#### [What you have to do]
Tally every line of the listing below that holds "avatar", then give the tally alone.

Dataset rows:
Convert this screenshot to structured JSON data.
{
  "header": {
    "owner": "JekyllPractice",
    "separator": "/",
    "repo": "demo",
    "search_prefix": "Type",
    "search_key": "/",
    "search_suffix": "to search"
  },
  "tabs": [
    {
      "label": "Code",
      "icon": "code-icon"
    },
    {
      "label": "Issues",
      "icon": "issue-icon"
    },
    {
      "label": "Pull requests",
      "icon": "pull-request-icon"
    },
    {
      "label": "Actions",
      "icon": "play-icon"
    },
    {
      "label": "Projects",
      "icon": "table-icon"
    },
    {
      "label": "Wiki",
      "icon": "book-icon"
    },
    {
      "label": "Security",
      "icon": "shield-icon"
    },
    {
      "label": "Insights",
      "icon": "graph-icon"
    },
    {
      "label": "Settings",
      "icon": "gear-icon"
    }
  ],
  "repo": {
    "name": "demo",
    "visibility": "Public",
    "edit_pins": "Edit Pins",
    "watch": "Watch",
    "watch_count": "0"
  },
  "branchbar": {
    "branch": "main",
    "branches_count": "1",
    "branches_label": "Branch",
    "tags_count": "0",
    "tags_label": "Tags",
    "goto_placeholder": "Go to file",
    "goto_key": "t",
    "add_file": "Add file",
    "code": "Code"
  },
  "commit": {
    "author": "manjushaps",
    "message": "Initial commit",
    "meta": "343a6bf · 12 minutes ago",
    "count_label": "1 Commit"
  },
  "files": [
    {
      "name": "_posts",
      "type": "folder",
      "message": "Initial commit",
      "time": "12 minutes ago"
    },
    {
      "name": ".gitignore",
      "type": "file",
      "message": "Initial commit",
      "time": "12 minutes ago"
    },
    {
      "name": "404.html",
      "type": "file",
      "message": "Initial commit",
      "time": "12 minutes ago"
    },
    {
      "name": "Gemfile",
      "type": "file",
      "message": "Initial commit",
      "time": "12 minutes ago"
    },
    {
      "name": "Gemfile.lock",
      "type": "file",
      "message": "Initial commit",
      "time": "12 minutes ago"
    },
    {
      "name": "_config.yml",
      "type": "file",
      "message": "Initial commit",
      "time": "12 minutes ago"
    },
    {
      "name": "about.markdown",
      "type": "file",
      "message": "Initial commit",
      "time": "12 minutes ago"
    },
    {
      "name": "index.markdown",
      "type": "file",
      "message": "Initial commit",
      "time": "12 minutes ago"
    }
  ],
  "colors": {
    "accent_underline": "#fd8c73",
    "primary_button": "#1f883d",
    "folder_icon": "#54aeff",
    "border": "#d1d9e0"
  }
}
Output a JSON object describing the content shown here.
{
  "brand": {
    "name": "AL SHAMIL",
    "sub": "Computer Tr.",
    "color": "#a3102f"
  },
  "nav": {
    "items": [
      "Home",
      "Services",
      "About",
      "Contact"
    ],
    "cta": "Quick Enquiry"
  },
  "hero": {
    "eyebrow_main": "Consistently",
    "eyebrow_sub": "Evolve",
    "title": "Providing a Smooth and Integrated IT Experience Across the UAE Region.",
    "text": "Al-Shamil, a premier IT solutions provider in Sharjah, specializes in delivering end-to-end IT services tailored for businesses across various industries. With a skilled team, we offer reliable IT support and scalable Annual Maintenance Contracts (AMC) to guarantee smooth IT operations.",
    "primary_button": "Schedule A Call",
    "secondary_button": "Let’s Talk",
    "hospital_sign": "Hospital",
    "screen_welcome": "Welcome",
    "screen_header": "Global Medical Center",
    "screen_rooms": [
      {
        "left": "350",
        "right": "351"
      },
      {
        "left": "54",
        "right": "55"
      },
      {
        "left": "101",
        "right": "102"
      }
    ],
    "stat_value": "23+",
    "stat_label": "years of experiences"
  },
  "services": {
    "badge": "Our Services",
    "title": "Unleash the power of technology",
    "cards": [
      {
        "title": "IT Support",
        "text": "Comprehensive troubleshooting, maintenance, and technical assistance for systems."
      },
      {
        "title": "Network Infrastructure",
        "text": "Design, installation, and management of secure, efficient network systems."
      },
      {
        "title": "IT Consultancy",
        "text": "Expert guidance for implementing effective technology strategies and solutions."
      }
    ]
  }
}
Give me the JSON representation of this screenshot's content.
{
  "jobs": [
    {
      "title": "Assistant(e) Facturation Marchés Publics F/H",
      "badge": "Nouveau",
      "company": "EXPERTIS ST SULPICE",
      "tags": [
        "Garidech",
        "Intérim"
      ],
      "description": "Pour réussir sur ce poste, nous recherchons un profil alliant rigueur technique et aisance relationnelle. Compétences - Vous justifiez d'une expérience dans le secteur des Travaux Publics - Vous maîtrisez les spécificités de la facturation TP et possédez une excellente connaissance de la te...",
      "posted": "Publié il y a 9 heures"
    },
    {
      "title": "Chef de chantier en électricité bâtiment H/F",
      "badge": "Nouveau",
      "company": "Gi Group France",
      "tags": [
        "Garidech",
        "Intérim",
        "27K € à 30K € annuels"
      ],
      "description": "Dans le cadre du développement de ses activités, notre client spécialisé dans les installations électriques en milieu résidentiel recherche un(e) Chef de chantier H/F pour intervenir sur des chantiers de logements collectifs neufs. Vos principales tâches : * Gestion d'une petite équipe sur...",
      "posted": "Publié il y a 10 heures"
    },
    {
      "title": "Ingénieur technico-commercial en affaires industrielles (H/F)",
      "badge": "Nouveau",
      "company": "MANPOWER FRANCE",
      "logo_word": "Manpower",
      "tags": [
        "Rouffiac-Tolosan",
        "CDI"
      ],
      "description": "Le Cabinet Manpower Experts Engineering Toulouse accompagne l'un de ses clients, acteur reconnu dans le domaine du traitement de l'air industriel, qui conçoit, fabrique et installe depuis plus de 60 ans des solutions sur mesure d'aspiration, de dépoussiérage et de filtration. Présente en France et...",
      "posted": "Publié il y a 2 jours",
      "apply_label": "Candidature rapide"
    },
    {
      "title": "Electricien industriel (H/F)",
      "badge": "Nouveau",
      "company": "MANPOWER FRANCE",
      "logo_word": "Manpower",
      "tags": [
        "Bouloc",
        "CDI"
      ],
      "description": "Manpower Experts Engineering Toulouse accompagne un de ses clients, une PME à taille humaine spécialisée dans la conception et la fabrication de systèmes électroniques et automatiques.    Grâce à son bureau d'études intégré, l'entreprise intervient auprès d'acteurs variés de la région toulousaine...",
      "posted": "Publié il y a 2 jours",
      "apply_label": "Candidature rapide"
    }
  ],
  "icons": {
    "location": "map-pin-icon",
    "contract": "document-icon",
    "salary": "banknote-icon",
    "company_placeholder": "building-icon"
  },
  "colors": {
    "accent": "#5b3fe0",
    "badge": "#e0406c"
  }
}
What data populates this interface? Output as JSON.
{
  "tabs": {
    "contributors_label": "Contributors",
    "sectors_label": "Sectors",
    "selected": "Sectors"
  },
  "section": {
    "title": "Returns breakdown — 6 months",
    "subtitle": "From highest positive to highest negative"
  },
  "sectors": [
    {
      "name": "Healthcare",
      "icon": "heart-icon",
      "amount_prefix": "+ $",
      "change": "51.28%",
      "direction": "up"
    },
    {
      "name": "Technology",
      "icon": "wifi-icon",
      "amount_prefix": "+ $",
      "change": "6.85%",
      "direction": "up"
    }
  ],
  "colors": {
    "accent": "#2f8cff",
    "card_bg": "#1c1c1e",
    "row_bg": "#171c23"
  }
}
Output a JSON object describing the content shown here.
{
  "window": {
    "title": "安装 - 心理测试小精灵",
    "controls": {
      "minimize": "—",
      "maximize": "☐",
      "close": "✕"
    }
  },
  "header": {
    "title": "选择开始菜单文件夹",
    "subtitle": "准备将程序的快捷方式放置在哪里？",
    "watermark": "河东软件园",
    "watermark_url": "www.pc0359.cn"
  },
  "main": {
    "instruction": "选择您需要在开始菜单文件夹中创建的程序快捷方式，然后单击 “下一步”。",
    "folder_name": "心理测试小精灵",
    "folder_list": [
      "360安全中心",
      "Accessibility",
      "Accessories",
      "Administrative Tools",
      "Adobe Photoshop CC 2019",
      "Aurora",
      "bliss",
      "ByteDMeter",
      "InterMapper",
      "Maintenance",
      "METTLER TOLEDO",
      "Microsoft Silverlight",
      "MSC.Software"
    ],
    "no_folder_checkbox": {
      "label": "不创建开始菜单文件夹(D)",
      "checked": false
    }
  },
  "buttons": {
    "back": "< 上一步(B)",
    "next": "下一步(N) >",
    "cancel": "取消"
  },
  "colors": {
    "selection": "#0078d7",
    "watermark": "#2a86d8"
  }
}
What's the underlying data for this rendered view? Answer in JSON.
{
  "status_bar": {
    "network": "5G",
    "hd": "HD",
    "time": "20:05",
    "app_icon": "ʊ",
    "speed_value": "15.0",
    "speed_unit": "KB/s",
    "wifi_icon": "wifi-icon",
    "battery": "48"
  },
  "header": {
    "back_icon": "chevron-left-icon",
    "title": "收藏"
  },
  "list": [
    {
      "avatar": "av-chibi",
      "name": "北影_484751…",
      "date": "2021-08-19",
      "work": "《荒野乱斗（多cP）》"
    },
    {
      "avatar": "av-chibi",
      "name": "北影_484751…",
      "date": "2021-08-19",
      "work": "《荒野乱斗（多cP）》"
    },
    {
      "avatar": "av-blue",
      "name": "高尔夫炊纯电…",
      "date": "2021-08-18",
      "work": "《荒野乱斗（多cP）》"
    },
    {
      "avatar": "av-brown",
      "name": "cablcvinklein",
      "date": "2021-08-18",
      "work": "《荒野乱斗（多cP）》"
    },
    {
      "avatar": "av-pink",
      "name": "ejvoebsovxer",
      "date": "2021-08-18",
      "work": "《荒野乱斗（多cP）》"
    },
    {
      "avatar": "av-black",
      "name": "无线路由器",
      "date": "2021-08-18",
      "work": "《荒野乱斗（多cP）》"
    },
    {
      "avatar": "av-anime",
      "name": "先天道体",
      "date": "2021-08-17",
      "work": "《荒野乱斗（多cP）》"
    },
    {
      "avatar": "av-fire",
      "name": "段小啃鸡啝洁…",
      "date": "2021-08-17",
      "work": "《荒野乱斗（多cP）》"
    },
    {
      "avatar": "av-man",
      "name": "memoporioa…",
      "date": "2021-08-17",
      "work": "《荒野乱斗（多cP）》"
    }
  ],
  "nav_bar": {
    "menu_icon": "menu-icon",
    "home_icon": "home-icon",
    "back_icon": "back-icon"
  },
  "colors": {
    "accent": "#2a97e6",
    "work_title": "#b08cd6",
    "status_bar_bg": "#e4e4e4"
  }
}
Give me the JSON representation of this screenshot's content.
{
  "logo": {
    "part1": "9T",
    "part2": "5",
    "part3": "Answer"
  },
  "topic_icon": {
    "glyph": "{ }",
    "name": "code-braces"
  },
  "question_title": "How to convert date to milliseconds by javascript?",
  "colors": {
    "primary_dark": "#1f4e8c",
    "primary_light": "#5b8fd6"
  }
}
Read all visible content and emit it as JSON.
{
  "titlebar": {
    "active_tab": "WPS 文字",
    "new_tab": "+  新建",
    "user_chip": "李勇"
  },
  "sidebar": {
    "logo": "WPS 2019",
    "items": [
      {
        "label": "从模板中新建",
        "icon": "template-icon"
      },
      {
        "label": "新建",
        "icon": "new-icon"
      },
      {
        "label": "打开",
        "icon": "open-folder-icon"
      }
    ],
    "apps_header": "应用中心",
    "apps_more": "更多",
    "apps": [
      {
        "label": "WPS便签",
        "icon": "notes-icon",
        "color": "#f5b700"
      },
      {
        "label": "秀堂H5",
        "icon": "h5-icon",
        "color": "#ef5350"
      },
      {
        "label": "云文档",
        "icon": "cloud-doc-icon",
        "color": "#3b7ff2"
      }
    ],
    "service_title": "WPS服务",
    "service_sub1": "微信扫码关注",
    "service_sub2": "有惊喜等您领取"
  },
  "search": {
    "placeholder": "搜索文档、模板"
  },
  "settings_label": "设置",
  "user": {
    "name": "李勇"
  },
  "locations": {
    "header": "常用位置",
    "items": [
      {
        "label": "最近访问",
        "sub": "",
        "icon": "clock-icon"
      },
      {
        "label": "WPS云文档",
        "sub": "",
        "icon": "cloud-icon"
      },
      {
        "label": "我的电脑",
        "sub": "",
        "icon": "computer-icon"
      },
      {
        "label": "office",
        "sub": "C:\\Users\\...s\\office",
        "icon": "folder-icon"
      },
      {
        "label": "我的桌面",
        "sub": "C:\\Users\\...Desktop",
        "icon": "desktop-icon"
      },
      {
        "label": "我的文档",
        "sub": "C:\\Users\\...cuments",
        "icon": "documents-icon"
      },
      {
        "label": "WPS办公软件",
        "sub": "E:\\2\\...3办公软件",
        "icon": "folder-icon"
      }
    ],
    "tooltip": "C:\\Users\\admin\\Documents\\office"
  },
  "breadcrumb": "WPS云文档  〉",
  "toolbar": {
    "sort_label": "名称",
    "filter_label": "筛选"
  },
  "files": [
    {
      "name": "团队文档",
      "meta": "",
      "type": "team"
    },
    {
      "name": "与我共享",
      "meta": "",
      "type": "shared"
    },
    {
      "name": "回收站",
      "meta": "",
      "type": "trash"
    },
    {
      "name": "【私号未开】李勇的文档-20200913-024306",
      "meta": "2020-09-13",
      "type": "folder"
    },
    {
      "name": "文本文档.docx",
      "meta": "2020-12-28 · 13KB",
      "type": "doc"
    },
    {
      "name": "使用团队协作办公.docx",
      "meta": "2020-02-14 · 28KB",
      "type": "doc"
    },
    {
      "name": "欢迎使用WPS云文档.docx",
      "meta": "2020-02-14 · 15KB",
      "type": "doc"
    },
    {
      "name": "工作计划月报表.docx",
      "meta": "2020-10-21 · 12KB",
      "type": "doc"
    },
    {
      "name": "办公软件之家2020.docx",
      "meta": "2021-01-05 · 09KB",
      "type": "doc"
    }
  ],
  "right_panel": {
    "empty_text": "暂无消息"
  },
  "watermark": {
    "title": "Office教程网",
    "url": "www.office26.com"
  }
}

#### [Final answer]
9